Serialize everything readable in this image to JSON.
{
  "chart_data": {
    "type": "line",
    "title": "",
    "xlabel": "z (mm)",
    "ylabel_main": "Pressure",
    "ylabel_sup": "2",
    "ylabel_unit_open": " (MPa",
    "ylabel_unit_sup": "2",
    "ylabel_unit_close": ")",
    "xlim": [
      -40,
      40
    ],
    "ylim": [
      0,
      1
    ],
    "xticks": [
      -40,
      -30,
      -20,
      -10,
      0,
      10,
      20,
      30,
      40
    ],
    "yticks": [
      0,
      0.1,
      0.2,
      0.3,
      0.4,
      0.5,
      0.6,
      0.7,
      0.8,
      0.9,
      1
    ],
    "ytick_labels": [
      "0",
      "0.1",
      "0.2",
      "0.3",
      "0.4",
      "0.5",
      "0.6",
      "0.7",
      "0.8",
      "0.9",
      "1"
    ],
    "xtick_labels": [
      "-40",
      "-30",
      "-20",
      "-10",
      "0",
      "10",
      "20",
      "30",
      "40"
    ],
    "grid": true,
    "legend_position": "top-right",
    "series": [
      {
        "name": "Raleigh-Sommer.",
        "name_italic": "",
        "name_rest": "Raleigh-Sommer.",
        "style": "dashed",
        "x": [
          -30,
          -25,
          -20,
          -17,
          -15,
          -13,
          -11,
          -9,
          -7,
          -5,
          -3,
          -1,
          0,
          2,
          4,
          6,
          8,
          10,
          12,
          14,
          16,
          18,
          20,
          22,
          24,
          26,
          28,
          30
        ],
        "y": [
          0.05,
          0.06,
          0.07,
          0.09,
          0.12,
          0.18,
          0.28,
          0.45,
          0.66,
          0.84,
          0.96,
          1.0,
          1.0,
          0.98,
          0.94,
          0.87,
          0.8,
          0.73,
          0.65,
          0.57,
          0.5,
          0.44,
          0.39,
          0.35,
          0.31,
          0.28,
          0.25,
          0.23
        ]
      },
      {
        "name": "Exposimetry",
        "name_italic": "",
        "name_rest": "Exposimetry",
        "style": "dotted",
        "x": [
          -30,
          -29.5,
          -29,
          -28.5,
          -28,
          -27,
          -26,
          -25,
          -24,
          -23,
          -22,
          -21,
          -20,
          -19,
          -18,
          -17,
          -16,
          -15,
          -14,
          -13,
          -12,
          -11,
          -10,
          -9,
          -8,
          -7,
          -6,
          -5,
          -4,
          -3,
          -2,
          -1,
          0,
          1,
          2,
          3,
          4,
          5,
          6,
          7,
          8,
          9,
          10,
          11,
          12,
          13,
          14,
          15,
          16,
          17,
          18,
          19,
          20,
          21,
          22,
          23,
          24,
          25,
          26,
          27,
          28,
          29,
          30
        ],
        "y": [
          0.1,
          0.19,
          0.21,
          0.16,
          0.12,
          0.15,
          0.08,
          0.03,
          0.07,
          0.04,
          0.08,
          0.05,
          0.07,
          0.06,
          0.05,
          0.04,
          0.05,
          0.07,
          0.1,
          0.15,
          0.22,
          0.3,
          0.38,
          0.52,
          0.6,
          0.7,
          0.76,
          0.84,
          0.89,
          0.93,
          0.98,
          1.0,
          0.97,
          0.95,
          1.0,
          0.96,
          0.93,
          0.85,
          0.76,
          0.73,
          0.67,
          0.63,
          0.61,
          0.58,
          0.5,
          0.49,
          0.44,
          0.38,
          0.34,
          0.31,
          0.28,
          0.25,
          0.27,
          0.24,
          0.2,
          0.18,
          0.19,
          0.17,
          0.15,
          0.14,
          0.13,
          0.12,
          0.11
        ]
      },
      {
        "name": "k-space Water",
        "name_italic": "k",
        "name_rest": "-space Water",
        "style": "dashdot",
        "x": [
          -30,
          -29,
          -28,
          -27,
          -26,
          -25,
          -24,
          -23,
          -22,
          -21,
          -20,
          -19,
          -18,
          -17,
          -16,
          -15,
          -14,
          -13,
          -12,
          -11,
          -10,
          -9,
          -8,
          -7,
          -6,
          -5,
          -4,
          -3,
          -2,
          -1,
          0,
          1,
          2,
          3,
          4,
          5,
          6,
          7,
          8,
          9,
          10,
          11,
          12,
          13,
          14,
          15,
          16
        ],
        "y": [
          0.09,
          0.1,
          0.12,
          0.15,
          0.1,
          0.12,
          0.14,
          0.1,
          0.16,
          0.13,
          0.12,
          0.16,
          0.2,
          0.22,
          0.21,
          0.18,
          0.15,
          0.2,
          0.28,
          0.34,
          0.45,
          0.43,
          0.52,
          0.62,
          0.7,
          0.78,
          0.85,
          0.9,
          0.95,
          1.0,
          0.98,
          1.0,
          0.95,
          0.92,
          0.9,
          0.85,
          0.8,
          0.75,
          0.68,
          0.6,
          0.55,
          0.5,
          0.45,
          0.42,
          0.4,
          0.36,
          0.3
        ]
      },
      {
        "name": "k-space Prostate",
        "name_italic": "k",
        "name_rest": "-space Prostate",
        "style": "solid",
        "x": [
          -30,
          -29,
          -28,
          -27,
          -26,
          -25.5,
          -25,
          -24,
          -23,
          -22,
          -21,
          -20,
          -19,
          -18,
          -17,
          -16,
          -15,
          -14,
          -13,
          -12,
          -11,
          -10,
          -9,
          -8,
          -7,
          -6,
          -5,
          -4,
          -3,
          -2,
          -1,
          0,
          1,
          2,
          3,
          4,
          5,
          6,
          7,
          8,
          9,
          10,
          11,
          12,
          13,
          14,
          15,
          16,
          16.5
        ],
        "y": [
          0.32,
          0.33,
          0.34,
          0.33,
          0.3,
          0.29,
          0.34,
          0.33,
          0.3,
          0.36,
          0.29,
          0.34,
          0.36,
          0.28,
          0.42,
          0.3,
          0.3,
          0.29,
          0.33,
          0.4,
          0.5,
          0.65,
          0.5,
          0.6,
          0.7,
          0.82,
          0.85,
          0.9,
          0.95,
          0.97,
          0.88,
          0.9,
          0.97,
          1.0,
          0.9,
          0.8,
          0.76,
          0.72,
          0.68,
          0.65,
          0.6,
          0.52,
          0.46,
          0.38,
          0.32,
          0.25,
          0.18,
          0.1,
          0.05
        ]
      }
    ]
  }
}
_ _ _ _ _
Objective: Type the whole listing again, unaltered.

Solution:
Serialize everything readable in this image to JSON.
{
  "chart_data": {
    "type": "line",
    "title": "",
    "xlabel": "z (mm)",
    "ylabel_main": "Pressure",
    "ylabel_sup": "2",
    "ylabel_unit_open": " (MPa",
    "ylabel_unit_sup": "2",
    "ylabel_unit_close": ")",
    "xlim": [
      -40,
      40
    ],
    "ylim": [
      0,
      1
    ],
    "xticks": [
      -40,
      -30,
      -20,
      -10,
      0,
      10,
      20,
      30,
      40
    ],
    "yticks": [
      0,
      0.1,
      0.2,
      0.3,
      0.4,
      0.5,
      0.6,
      0.7,
      0.8,
      0.9,
      1
    ],
    "ytick_labels": [
      "0",
      "0.1",
      "0.2",
      "0.3",
      "0.4",
      "0.5",
      "0.6",
      "0.7",
      "0.8",
      "0.9",
      "1"
    ],
    "xtick_labels": [
      "-40",
      "-30",
      "-20",
      "-10",
      "0",
      "10",
      "20",
      "30",
      "40"
    ],
    "grid": true,
    "legend_position": "top-right",
    "series": [
      {
        "name": "Raleigh-Sommer.",
        "name_italic": "",
        "name_rest": "Raleigh-Sommer.",
        "style": "dashed",
        "x": [
          -30,
          -25,
          -20,
          -17,
          -15,
          -13,
          -11,
          -9,
          -7,
          -5,
          -3,
          -1,
          0,
          2,
          4,
          6,
          8,
          10,
          12,
          14,
          16,
          18,
          20,
          22,
          24,
          26,
          28,
          30
        ],
        "y": [
          0.05,
          0.06,
          0.07,
          0.09,
          0.12,
          0.18,
          0.28,
          0.45,
          0.66,
          0.84,
          0.96,
          1.0,
          1.0,
          0.98,
          0.94,
          0.87,
          0.8,
          0.73,
          0.65,
          0.57,
          0.5,
          0.44,
          0.39,
          0.35,
          0.31,
          0.28,
          0.25,
          0.23
        ]
      },
      {
        "name": "Exposimetry",
        "name_italic": "",
        "name_rest": "Exposimetry",
        "style": "dotted",
        "x": [
          -30,
          -29.5,
          -29,
          -28.5,
          -28,
          -27,
          -26,
          -25,
          -24,
          -23,
          -22,
          -21,
          -20,
          -19,
          -18,
          -17,
          -16,
          -15,
          -14,
          -13,
          -12,
          -11,
          -10,
          -9,
          -8,
          -7,
          -6,
          -5,
          -4,
          -3,
          -2,
          -1,
          0,
          1,
          2,
          3,
          4,
          5,
          6,
          7,
          8,
          9,
          10,
          11,
          12,
          13,
          14,
          15,
          16,
          17,
          18,
          19,
          20,
          21,
          22,
          23,
          24,
          25,
          26,
          27,
          28,
          29,
          30
        ],
        "y": [
          0.1,
          0.19,
          0.21,
          0.16,
          0.12,
          0.15,
          0.08,
          0.03,
          0.07,
          0.04,
          0.08,
          0.05,
          0.07,
          0.06,
          0.05,
          0.04,
          0.05,
          0.07,
          0.1,
          0.15,
          0.22,
          0.3,
          0.38,
          0.52,
          0.6,
          0.7,
          0.76,
          0.84,
          0.89,
          0.93,
          0.98,
          1.0,
          0.97,
          0.95,
          1.0,
          0.96,
          0.93,
          0.85,
          0.76,
          0.73,
          0.67,
          0.63,
          0.61,
          0.58,
          0.5,
          0.49,
          0.44,
          0.38,
          0.34,
          0.31,
          0.28,
          0.25,
          0.27,
          0.24,
          0.2,
          0.18,
          0.19,
          0.17,
          0.15,
          0.14,
          0.13,
          0.12,
          0.11
        ]
      },
      {
        "name": "k-space Water",
        "name_italic": "k",
        "name_rest": "-space Water",
        "style": "dashdot",
        "x": [
          -30,
          -29,
          -28,
          -27,
          -26,
          -25,
          -24,
          -23,
          -22,
          -21,
          -20,
          -19,
          -18,
          -17,
          -16,
          -15,
          -14,
          -13,
          -12,
          -11,
          -10,
          -9,
          -8,
          -7,
          -6,
          -5,
          -4,
          -3,
          -2,
          -1,
          0,
          1,
          2,
          3,
          4,
          5,
          6,
          7,
          8,
          9,
          10,
          11,
          12,
          13,
          14,
          15,
          16
        ],
        "y": [
          0.09,
          0.1,
          0.12,
          0.15,
          0.1,
          0.12,
          0.14,
          0.1,
          0.16,
          0.13,
          0.12,
          0.16,
          0.2,
          0.22,
          0.21,
          0.18,
          0.15,
          0.2,
          0.28,
          0.34,
          0.45,
          0.43,
          0.52,
          0.62,
          0.7,
          0.78,
          0.85,
          0.9,
          0.95,
          1.0,
          0.98,
          1.0,
          0.95,
          0.92,
          0.9,
          0.85,
          0.8,
          0.75,
          0.68,
          0.6,
          0.55,
          0.5,
          0.45,
          0.42,
          0.4,
          0.36,
          0.3
        ]
      },
      {
        "name": "k-space Prostate",
        "name_italic": "k",
        "name_rest": "-space Prostate",
        "style": "solid",
        "x": [
          -30,
          -29,
          -28,
          -27,
          -26,
          -25.5,
          -25,
          -24,
          -23,
          -22,
          -21,
          -20,
          -19,
          -18,
          -17,
          -16,
          -15,
          -14,
          -13,
          -12,
          -11,
          -10,
          -9,
          -8,
          -7,
          -6,
          -5,
          -4,
          -3,
          -2,
          -1,
          0,
          1,
          2,
          3,
          4,
          5,
          6,
          7,
          8,
          9,
          10,
          11,
          12,
          13,
          14,
          15,
          16,
          16.5
        ],
        "y": [
          0.32,
          0.33,
          0.34,
          0.33,
          0.3,
          0.29,
          0.34,
          0.33,
          0.3,
          0.36,
          0.29,
          0.34,
          0.36,
          0.28,
          0.42,
          0.3,
          0.3,
          0.29,
          0.33,
          0.4,
          0.5,
          0.65,
          0.5,
          0.6,
          0.7,
          0.82,
          0.85,
          0.9,
          0.95,
          0.97,
          0.88,
          0.9,
          0.97,
          1.0,
          0.9,
          0.8,
          0.76,
          0.72,
          0.68,
          0.65,
          0.6,
          0.52,
          0.46,
          0.38,
          0.32,
          0.25,
          0.18,
          0.1,
          0.05
        ]
      }
    ]
  }
}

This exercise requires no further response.